ACTION ITEM:
Which lines of the entries contain the string "JSON"? Copy each of them.

_ _ _ _ _

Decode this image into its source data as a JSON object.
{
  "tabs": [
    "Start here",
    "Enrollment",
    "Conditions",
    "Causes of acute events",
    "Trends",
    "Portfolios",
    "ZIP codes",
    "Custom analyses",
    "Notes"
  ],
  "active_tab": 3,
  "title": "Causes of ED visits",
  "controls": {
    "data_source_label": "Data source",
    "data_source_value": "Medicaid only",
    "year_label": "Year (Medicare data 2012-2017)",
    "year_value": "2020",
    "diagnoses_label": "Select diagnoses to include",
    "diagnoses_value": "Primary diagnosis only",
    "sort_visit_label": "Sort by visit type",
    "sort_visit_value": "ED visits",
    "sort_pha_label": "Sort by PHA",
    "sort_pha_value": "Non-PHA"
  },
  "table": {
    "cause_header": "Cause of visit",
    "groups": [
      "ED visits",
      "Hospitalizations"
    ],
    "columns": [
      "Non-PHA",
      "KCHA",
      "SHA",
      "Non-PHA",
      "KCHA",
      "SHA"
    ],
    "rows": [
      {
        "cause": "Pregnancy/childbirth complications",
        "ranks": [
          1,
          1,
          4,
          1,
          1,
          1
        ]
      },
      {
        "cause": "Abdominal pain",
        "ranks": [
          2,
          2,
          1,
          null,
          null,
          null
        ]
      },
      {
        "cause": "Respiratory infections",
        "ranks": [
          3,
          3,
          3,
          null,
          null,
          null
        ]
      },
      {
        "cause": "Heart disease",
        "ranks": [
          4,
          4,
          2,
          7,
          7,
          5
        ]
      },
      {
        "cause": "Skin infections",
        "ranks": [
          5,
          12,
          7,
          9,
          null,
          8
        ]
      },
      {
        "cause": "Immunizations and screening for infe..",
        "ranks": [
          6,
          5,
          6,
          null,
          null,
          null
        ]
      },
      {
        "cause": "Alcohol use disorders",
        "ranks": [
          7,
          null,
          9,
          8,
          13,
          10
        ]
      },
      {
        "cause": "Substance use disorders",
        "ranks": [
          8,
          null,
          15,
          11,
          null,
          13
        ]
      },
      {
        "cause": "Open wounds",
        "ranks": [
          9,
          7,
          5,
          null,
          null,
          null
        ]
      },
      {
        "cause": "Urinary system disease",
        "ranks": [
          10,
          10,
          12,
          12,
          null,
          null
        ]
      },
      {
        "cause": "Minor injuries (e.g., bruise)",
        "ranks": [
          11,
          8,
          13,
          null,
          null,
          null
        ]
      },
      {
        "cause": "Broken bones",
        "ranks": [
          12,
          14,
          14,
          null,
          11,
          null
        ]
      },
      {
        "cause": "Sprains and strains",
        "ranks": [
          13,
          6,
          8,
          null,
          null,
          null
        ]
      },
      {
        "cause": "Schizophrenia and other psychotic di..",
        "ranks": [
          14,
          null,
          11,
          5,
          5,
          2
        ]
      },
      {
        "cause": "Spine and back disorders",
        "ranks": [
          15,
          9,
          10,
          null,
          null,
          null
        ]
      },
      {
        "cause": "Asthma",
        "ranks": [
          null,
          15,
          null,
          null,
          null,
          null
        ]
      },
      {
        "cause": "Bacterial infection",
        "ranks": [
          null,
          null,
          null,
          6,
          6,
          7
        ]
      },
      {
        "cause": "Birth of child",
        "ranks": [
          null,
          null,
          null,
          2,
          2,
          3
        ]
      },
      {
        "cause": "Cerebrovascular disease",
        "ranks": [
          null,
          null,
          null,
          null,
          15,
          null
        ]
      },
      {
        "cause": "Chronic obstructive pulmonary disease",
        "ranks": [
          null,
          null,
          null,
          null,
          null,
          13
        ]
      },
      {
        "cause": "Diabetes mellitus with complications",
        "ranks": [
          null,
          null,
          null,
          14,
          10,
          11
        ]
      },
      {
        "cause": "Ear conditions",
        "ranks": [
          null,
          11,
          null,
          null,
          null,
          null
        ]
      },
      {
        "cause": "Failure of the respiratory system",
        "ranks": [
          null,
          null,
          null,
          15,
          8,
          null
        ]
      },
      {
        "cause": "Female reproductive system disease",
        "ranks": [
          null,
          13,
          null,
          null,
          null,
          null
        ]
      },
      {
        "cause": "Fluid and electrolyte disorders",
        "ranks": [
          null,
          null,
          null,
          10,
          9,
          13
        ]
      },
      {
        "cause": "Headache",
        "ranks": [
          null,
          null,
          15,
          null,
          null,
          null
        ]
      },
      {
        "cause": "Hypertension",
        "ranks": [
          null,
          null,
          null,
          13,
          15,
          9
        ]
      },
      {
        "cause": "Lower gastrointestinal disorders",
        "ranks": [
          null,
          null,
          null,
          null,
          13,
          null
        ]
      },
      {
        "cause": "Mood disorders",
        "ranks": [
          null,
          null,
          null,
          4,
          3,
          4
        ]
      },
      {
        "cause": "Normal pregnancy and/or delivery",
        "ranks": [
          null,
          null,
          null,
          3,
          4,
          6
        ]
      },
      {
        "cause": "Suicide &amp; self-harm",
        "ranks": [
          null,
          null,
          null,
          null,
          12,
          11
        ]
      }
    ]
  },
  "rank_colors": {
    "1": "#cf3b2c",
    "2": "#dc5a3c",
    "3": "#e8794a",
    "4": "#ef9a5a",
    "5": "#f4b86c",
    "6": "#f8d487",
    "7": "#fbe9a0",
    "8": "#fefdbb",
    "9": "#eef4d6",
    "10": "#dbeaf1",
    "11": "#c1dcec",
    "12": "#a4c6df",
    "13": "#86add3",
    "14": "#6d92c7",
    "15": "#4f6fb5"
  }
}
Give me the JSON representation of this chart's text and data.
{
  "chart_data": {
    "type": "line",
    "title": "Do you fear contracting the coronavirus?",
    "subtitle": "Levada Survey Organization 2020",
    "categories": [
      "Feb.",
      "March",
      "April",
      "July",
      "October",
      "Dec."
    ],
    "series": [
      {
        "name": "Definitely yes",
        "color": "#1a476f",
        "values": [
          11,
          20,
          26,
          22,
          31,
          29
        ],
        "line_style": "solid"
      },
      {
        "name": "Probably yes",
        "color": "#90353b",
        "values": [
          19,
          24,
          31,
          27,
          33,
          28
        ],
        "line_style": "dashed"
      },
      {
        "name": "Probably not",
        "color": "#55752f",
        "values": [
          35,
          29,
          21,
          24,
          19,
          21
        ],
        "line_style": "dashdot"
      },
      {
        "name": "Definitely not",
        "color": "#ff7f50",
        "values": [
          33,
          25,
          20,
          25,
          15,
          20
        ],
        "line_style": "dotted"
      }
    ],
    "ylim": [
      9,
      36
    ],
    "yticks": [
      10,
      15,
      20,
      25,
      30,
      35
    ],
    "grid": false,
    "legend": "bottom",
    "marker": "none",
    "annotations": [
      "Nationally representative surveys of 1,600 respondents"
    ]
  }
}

_ _ _ _ _

WRITTEN SOLUTION:
Decode this image into its source data as a JSON object.
Give me the JSON representation of this chart's text and data.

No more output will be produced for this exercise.